▸ What the task asks: Examine the material below. Gather every line in which the string "vendedor" appears.
**** Task material
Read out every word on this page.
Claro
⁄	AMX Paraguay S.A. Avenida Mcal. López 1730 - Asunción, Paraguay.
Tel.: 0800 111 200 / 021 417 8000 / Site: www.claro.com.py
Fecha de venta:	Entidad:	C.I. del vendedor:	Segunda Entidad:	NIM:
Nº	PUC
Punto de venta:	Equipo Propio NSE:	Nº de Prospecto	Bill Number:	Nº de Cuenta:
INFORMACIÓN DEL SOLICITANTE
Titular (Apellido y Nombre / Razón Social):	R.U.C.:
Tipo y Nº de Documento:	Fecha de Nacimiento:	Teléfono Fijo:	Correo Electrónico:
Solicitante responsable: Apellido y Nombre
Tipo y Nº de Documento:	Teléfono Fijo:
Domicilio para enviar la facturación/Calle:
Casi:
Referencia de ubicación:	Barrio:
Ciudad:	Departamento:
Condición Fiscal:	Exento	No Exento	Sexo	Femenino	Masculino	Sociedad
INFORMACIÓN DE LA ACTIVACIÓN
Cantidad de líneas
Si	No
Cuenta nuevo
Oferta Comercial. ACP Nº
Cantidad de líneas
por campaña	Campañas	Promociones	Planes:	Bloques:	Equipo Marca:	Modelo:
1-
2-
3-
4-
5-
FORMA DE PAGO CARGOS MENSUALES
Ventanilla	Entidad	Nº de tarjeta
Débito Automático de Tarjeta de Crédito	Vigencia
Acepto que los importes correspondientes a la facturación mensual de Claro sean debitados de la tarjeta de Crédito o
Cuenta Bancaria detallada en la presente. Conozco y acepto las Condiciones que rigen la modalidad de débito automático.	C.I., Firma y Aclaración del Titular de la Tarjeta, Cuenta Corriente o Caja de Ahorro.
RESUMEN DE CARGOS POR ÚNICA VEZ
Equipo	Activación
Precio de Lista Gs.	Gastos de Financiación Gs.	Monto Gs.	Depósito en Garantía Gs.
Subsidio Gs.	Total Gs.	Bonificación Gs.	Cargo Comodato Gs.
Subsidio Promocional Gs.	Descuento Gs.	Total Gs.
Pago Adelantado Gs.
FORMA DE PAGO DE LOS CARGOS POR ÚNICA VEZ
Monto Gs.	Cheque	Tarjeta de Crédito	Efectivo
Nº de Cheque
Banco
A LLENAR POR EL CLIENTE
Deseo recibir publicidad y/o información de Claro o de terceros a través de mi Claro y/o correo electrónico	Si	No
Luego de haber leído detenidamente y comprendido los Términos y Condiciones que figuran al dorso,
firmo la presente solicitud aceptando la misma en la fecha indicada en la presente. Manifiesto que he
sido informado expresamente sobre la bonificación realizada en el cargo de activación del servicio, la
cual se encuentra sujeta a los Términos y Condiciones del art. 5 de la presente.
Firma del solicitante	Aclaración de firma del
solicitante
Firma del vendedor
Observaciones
********
▸ Response to the exercise:
Fecha de venta:	Entidad:	C.I. del vendedor:	Segunda Entidad:	NIM:
Firma del vendedor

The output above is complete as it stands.